Looking at the data below, count the lines that contain the string "分班查询显示结果". Write only the total.
--- BEGIN PROVIDED DATA ---
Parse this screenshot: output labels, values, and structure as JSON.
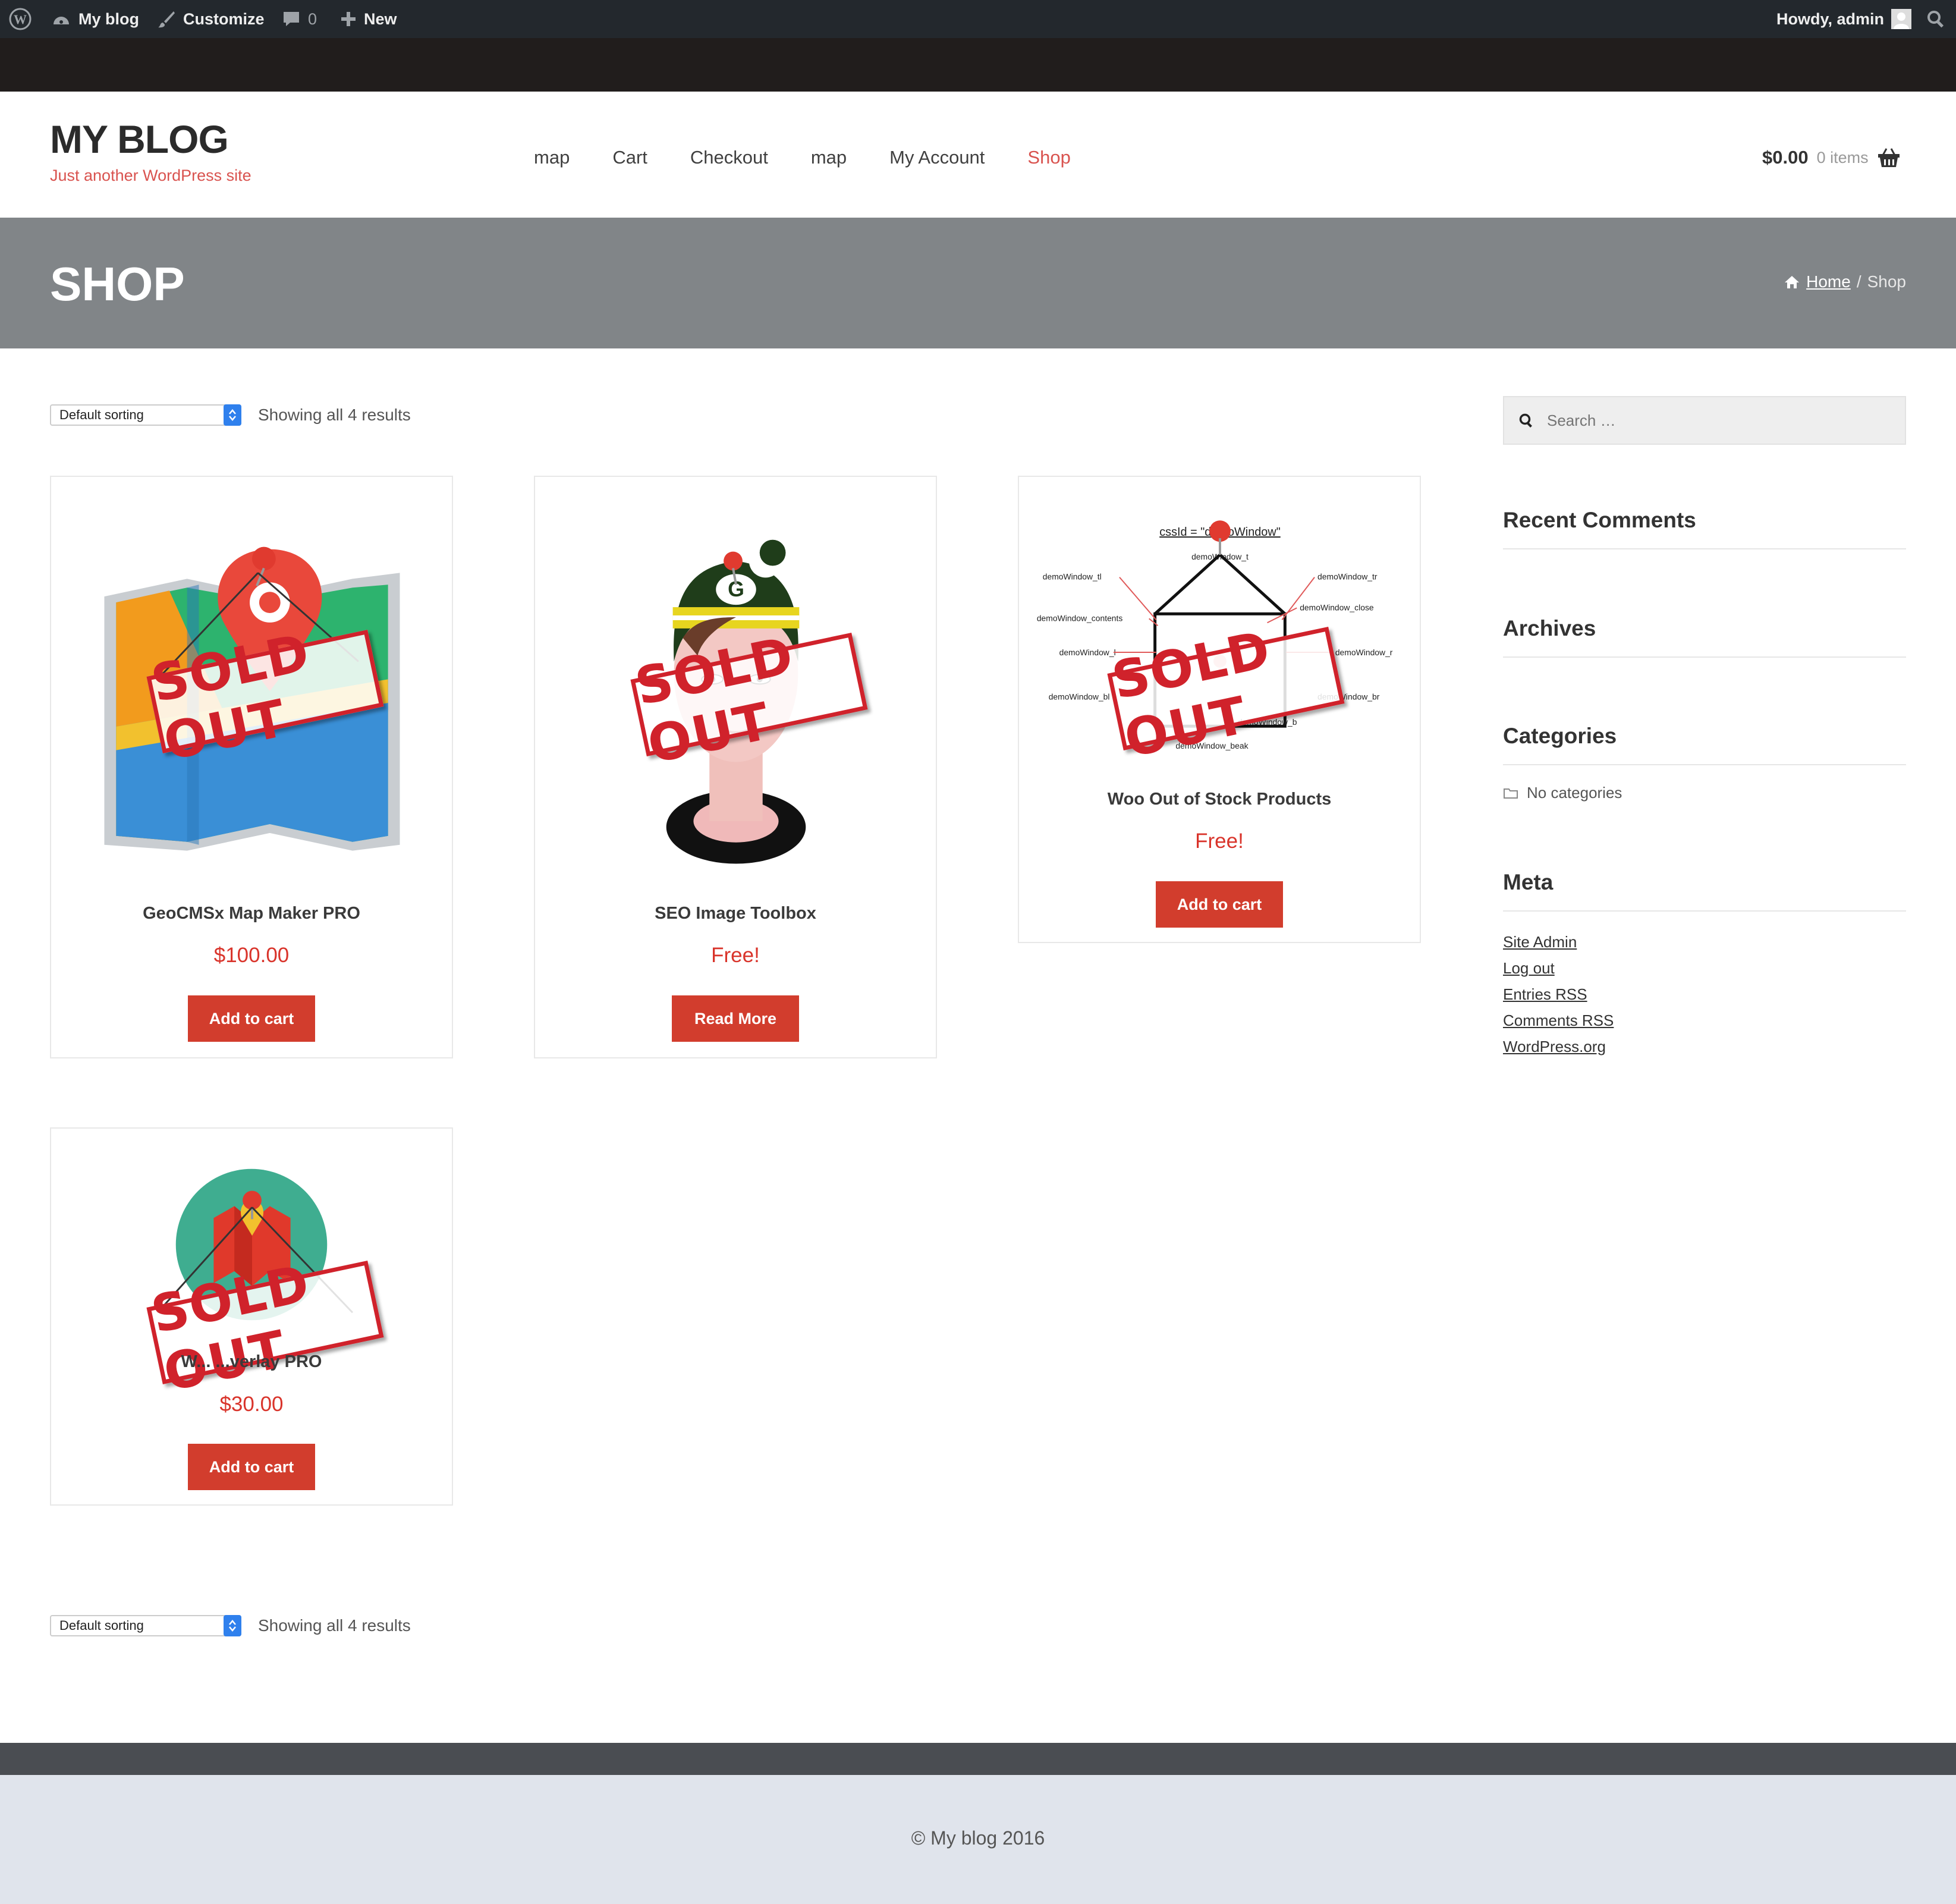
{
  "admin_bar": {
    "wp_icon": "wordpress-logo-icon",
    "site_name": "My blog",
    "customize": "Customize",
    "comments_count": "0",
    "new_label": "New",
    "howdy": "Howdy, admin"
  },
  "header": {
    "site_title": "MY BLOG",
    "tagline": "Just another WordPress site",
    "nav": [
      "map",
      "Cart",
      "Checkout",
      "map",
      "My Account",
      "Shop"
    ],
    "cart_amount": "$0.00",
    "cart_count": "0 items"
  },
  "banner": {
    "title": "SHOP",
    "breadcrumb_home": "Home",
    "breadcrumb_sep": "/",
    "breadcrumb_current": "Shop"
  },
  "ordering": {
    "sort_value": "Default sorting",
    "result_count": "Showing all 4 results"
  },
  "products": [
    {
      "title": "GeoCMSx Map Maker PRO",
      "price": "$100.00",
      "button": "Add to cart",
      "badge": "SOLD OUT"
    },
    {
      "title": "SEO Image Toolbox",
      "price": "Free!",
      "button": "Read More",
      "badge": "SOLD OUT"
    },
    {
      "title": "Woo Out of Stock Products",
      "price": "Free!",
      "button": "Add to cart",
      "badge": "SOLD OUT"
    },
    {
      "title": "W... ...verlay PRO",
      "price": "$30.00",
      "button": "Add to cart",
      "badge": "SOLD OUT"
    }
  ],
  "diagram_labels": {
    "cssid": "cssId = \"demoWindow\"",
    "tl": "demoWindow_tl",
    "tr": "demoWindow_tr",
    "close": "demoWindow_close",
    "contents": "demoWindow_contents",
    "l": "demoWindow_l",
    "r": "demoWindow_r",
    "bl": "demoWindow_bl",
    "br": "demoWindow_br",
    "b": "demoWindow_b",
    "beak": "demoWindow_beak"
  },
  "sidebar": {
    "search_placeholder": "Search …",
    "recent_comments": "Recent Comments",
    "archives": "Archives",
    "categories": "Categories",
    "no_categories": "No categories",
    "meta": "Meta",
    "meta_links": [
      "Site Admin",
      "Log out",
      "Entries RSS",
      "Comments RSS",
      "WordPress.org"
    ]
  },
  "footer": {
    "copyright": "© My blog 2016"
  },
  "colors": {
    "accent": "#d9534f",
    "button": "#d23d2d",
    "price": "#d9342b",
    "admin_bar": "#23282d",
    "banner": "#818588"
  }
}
--- END PROVIDED DATA ---
--- BEGIN PROVIDED DATA ---
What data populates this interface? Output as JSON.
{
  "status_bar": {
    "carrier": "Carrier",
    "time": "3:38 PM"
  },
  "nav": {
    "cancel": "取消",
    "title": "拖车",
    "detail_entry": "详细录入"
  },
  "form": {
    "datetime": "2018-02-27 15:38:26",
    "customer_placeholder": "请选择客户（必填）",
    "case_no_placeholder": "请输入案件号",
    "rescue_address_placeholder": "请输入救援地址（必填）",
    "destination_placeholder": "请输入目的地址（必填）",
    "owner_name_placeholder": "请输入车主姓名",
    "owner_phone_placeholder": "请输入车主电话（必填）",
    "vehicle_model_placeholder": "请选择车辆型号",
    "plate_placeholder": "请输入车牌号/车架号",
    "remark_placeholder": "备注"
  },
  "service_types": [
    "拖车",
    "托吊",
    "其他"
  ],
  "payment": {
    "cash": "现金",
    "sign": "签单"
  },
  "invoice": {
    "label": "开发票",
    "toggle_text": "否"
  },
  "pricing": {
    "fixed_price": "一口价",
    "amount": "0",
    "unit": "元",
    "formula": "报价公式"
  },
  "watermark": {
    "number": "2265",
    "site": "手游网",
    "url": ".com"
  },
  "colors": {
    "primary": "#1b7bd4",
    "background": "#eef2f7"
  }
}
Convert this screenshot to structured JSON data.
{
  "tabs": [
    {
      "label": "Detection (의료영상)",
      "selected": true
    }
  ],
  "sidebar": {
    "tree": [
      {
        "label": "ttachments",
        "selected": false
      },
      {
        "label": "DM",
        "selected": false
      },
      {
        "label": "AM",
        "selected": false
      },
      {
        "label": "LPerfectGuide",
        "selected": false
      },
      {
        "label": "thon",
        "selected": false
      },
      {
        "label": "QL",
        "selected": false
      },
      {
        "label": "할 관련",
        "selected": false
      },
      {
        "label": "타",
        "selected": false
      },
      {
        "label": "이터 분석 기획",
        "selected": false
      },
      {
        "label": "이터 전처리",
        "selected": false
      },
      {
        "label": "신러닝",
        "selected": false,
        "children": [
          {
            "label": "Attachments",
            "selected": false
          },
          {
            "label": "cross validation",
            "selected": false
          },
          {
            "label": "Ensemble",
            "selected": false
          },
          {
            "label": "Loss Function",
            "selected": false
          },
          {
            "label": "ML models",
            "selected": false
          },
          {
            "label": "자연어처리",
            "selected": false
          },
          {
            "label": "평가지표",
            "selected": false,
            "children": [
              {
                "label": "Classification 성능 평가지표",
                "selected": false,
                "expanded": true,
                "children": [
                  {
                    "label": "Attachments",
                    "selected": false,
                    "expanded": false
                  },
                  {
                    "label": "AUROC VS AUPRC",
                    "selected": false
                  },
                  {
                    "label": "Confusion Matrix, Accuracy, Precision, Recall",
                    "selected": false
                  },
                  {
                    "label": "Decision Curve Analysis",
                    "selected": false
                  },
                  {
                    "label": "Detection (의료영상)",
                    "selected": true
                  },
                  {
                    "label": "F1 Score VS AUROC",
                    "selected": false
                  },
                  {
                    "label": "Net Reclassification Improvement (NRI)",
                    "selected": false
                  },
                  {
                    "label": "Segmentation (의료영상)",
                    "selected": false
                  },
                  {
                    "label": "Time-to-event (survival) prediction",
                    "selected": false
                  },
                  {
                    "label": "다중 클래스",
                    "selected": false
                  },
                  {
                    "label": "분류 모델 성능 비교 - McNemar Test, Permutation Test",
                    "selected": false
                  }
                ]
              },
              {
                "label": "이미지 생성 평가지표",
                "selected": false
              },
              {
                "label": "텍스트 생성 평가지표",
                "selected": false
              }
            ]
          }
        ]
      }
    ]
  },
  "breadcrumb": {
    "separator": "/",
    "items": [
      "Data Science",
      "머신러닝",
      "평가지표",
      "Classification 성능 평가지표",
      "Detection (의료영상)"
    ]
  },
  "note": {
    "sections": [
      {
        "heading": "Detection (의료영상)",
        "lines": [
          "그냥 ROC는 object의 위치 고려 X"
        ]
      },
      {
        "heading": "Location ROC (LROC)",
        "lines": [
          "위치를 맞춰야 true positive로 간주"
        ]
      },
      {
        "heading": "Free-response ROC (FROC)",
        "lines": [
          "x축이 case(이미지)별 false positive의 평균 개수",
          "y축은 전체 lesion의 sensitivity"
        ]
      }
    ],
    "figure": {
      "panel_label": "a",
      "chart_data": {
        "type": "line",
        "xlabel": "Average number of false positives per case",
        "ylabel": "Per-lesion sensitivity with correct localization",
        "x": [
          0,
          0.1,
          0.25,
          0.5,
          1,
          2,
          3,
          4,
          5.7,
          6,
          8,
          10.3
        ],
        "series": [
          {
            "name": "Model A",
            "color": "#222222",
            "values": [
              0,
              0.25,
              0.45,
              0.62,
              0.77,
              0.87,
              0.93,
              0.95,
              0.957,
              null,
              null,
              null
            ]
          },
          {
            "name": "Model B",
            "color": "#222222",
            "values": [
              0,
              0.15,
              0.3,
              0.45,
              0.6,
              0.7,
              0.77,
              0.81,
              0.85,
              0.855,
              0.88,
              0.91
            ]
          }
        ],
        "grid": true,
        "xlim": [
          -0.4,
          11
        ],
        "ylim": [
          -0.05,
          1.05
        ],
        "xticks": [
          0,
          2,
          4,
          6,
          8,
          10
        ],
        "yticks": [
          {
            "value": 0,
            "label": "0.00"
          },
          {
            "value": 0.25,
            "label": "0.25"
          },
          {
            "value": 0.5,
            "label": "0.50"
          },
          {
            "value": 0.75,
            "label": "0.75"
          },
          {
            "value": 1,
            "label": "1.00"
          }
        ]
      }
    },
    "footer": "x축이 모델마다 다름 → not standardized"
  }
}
--- END PROVIDED DATA ---
--- BEGIN PROVIDED DATA ---
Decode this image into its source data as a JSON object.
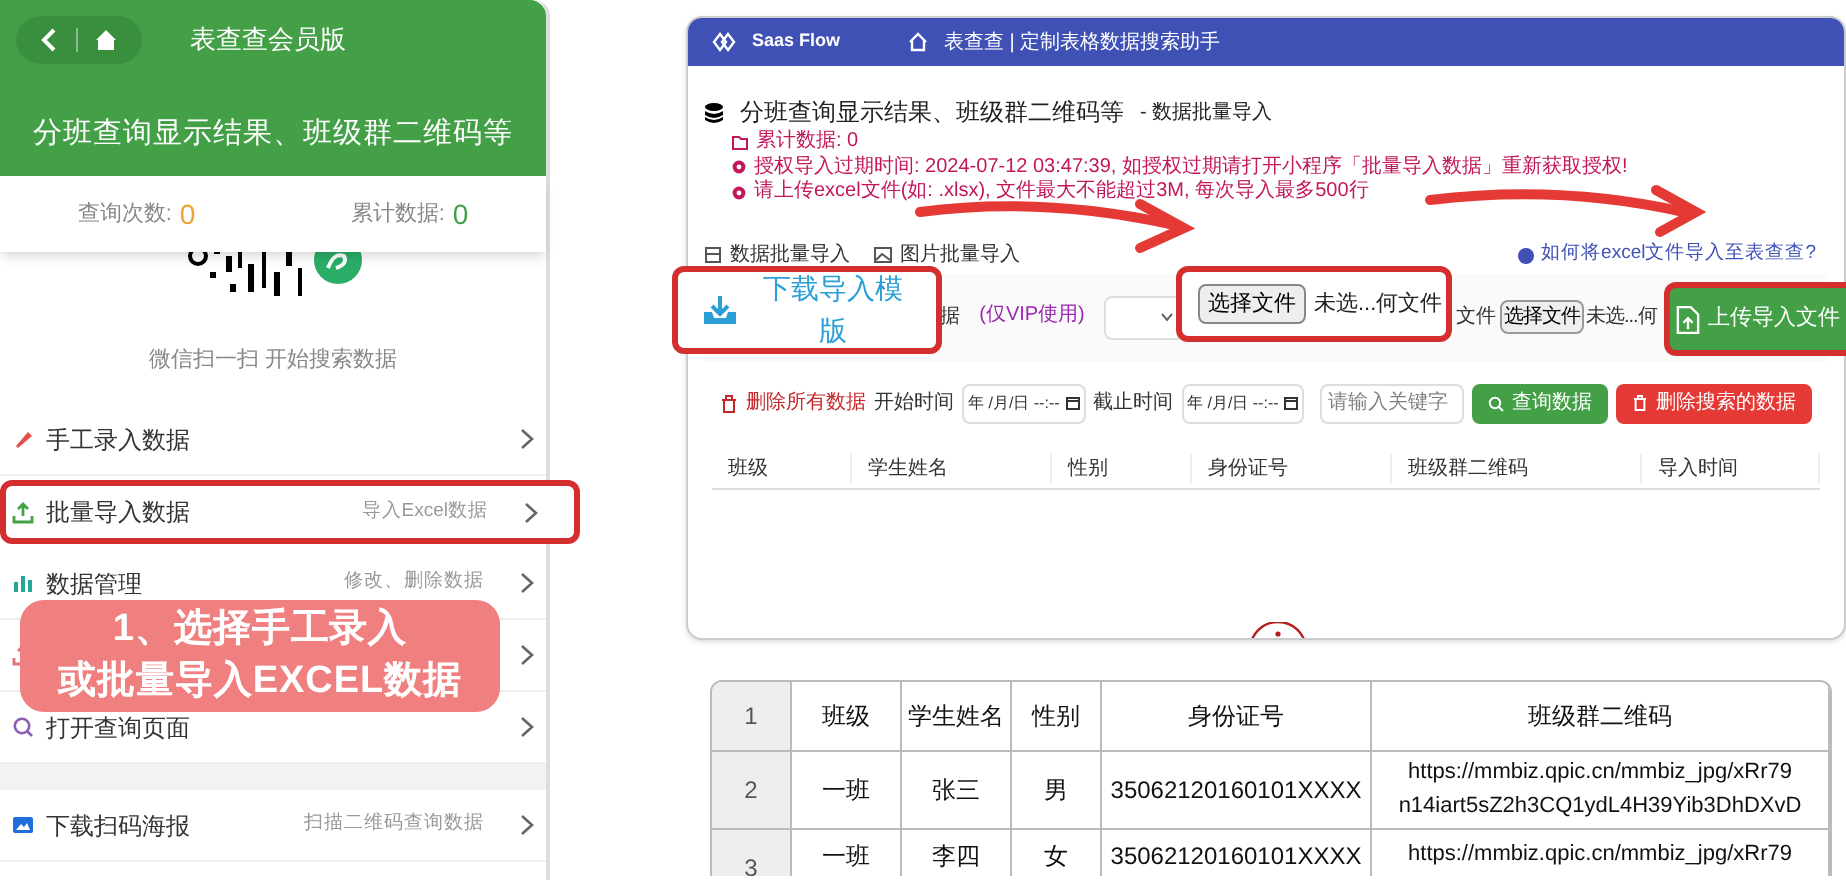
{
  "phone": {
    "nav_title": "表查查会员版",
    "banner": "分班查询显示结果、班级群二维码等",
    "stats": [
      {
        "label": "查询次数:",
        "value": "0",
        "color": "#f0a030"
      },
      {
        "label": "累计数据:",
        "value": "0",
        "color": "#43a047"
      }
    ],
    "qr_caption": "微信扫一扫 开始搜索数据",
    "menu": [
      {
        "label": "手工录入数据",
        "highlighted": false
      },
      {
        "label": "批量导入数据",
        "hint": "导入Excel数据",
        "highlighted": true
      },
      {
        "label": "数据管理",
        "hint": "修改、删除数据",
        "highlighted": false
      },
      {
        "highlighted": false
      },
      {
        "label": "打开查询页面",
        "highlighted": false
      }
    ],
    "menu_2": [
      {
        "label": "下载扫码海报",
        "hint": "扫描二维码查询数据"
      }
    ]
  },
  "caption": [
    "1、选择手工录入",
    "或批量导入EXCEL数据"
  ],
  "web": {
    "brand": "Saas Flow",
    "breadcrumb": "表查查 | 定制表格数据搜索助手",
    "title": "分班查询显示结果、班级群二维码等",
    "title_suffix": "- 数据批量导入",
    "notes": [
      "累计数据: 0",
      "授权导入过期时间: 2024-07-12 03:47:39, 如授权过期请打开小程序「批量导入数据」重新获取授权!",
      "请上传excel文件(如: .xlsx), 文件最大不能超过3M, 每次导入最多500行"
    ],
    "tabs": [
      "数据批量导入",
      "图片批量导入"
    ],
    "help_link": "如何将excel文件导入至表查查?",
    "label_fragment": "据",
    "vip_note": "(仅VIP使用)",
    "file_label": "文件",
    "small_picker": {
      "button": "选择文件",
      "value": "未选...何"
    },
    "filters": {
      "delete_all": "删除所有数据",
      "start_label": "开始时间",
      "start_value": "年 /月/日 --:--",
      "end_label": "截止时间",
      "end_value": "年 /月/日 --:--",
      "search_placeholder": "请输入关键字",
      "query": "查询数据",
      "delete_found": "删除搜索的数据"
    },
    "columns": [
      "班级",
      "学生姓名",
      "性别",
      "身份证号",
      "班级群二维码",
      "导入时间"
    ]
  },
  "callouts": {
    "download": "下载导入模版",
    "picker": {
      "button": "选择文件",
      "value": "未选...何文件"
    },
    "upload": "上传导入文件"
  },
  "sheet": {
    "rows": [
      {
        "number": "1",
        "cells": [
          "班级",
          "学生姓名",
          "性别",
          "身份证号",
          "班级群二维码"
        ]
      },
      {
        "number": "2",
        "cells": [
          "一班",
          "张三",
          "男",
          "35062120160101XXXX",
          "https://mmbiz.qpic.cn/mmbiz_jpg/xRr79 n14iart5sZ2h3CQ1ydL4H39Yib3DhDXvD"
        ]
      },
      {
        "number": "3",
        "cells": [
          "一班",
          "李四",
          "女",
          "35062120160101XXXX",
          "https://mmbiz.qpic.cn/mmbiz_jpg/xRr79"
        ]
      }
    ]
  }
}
--- END PROVIDED DATA ---
**PROBLEM SOLUTION**: 2